**GIVEN EXERCISE:** Rewrite the entries from the first line through the line containing "- title-line-2: (نوبت", inclusive, replacing "screenshot" with "image" and leaving everything else unchanged.

------ RECORD EXCERPTS ------

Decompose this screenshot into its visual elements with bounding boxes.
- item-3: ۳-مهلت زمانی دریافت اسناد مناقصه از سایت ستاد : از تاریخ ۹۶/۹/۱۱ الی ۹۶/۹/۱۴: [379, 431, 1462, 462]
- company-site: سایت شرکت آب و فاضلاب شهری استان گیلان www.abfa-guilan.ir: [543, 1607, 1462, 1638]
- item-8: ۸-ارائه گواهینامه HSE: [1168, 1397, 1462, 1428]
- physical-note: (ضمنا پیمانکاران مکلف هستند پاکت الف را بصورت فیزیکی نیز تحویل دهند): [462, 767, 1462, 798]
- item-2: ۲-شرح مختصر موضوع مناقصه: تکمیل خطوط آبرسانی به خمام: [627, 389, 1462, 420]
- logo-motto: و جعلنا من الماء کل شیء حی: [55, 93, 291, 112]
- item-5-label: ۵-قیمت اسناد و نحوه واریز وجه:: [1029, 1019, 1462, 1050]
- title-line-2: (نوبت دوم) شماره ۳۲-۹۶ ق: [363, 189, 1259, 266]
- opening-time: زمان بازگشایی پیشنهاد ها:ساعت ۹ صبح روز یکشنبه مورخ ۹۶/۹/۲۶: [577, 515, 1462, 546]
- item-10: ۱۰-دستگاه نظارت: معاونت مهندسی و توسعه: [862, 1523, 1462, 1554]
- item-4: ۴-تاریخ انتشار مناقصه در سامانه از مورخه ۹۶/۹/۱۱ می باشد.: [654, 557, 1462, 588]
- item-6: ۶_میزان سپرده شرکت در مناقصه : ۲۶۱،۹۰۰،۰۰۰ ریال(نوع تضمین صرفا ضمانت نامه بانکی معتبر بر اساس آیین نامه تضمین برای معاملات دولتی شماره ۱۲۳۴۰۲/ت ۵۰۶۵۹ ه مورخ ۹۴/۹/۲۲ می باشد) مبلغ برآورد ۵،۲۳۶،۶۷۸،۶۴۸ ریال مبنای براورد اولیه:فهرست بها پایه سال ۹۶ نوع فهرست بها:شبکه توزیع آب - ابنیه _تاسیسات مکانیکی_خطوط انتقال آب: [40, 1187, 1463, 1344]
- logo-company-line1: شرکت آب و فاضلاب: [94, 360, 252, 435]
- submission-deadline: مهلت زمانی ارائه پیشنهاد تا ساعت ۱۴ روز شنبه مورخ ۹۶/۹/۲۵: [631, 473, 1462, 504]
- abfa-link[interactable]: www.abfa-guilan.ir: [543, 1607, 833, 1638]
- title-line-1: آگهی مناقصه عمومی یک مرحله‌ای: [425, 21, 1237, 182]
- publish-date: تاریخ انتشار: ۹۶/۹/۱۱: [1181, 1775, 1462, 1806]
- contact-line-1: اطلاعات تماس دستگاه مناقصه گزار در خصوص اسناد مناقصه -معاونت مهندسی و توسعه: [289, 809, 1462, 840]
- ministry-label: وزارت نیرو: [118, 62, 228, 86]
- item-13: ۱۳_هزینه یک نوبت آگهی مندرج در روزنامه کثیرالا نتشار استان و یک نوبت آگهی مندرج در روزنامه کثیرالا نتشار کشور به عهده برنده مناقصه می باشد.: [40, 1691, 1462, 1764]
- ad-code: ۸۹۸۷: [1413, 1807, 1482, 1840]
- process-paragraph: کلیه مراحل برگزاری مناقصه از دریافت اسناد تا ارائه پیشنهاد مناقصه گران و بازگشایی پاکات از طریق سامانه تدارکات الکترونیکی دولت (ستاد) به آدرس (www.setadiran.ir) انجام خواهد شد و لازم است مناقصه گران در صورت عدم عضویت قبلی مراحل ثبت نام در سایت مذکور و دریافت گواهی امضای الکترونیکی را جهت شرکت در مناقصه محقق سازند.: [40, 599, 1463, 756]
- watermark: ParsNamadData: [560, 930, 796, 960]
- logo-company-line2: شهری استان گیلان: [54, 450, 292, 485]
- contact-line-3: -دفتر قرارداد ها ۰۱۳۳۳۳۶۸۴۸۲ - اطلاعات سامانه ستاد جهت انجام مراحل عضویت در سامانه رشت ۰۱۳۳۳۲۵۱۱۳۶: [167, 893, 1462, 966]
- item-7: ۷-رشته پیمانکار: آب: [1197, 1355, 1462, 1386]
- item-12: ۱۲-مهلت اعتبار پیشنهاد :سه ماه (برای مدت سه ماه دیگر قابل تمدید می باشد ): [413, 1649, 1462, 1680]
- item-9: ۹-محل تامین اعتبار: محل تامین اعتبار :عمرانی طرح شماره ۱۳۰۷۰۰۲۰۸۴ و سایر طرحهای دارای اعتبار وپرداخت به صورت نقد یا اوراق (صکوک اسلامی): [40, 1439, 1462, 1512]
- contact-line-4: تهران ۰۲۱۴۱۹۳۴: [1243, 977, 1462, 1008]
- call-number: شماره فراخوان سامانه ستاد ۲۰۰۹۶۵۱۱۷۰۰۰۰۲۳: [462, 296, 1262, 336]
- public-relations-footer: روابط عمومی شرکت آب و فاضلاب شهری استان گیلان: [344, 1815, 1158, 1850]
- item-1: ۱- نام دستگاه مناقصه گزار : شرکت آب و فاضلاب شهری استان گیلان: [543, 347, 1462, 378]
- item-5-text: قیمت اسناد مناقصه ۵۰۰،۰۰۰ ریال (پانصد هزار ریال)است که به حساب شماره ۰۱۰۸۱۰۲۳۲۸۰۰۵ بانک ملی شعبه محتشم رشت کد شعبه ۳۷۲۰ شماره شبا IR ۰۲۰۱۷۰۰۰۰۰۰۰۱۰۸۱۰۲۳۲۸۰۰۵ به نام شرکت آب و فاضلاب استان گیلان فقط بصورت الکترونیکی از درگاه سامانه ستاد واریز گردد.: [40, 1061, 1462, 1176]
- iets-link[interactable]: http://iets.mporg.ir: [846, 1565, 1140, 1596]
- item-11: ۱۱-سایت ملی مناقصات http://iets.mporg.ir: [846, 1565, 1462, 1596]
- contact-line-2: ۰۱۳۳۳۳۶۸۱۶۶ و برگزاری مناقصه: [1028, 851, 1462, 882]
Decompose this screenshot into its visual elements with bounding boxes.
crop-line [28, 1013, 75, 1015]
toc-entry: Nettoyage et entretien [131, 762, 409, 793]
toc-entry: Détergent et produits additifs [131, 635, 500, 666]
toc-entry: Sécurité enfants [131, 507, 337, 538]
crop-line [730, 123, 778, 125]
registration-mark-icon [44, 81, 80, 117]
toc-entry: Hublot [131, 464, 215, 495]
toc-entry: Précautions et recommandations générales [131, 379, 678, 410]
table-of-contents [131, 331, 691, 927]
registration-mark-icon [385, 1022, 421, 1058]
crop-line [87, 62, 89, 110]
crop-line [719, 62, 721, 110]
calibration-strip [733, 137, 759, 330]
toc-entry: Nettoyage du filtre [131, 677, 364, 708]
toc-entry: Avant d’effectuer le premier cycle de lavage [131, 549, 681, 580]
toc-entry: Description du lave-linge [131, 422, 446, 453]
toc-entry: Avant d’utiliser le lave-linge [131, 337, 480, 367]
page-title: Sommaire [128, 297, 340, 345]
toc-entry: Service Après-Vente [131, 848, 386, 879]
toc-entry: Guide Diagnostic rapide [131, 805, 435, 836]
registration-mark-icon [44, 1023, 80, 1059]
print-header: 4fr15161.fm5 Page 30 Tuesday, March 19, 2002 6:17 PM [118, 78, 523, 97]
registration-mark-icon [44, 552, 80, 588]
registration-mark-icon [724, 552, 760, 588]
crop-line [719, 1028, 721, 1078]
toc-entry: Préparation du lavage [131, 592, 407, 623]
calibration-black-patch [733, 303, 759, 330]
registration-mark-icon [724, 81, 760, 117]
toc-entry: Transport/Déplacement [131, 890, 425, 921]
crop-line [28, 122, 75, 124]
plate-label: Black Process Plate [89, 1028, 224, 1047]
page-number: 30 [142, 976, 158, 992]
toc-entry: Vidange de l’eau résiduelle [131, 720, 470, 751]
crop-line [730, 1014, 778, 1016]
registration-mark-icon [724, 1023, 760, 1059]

------

**FINAL ANSWER:**
Decompose this image into its visual elements with bounding boxes.
- item-3: ۳-مهلت زمانی دریافت اسناد مناقصه از سایت ستاد : از تاریخ ۹۶/۹/۱۱ الی ۹۶/۹/۱۴: [379, 431, 1462, 462]
- company-site: سایت شرکت آب و فاضلاب شهری استان گیلان www.abfa-guilan.ir: [543, 1607, 1462, 1638]
- item-8: ۸-ارائه گواهینامه HSE: [1168, 1397, 1462, 1428]
- physical-note: (ضمنا پیمانکاران مکلف هستند پاکت الف را بصورت فیزیکی نیز تحویل دهند): [462, 767, 1462, 798]
- item-2: ۲-شرح مختصر موضوع مناقصه: تکمیل خطوط آبرسانی به خمام: [627, 389, 1462, 420]
- logo-motto: و جعلنا من الماء کل شیء حی: [55, 93, 291, 112]
- item-5-label: ۵-قیمت اسناد و نحوه واریز وجه:: [1029, 1019, 1462, 1050]
- title-line-2: (نوبت دوم) شماره ۳۲-۹۶ ق: [363, 189, 1259, 266]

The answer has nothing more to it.